» **Selected text**
Does anyone ever say this in an office setting: "Hey George, where'd you
put the file I was looking at this morning?"

"Oh, that one?  I moved it to the trash.  But I can restore it."

No, of course not.  That's stupid.  If anyone said that I'd think they
were an idiot. So why does my OS come off that way, especially one that
got almost everything else so right, to the point where I am continually
amazed?  It makes me feel sad and disgusted.

Congrats for not flat-out copying Microsoft, but is copying Apple any
better?  As someone who has had to use a Mac for almost 2 years at work,
I'm absolutely positive that OSX is not an extremely worthy model to
imitate, either.

We don't need a system of metaphors designed to completely obfuscate the
terms that have evolved to describe things most accurately already.  On
a computer when you get rid of a file, regardless of any potential
holding bin, the concept is that you have decided to part with it
forever.  That fact that it can still be restored, somehow, is NOT a
conscious part of the workflow at hand.  It is merely an artifact of the
virtual nature of computers.  A file can be restored, sure, but that
fact exists outside of the conscious workflow.  So why does my OS make
me consider irrelevant information?

» **Source data**
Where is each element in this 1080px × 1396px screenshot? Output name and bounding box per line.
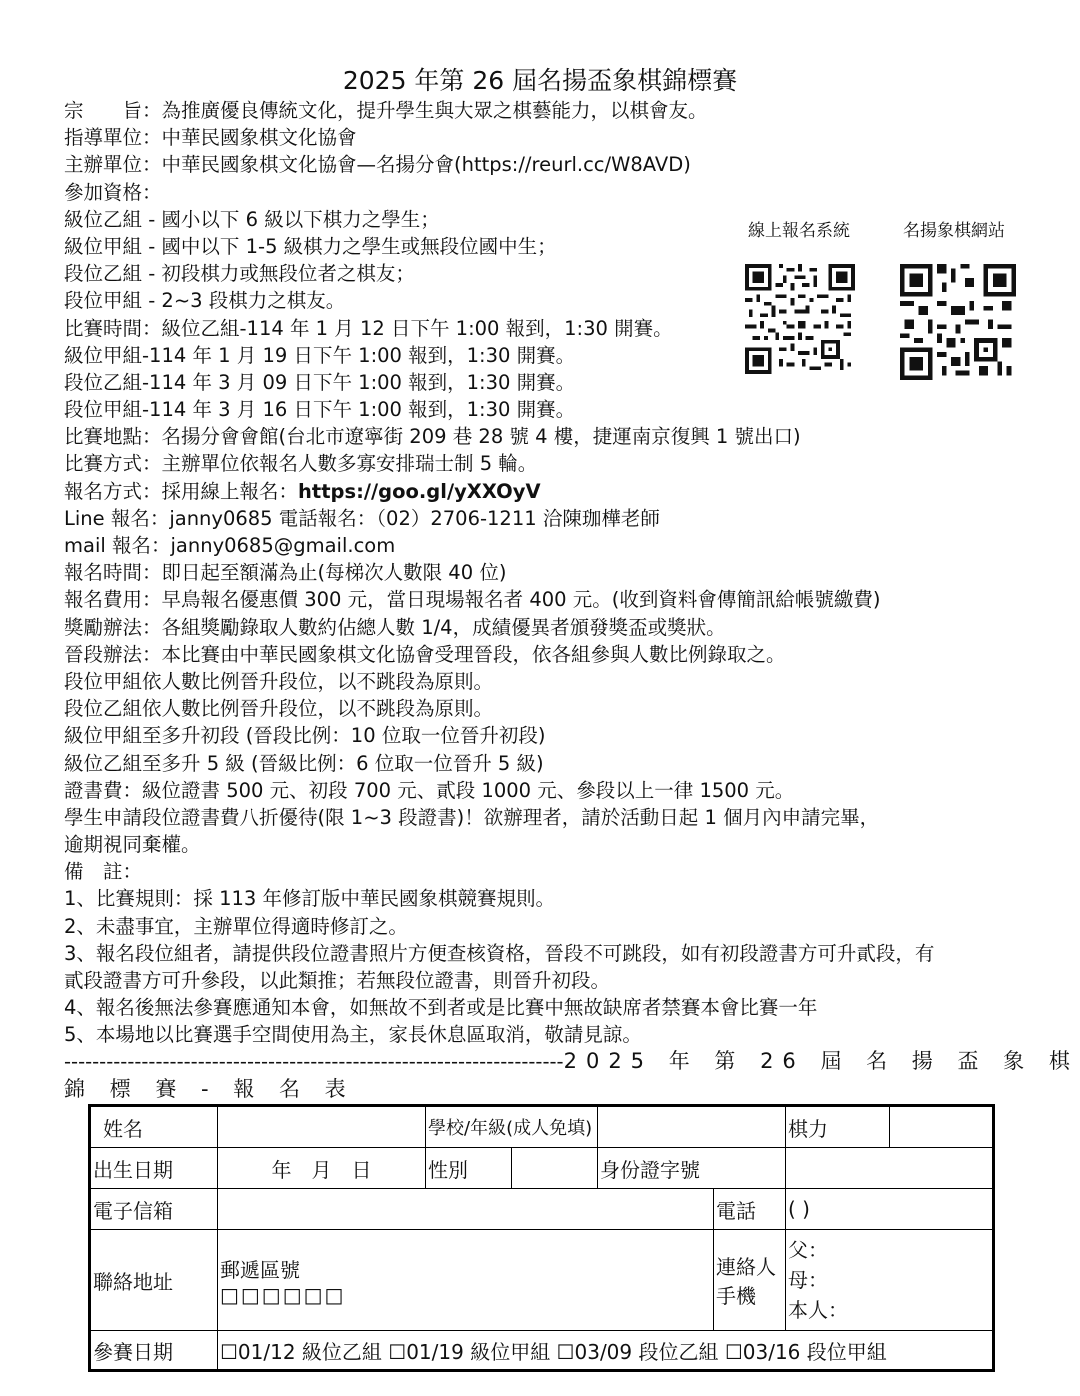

» **The request**
Answer these questions about the text on the computer trash metaphor:
1. In the imagined office exchange, where does George say he put the file?
2. For how long has the writer had to use a Mac at work?
3. According to the writer, the fact that a discarded file can still be restored is merely an artifact of what?
The listing is separate material, unrelated to the text above it.

» **Solution to the problem**
1. He says he moved it to the trash, and that he can restore it.
2. Almost 2 years.
3. The virtual nature of computers.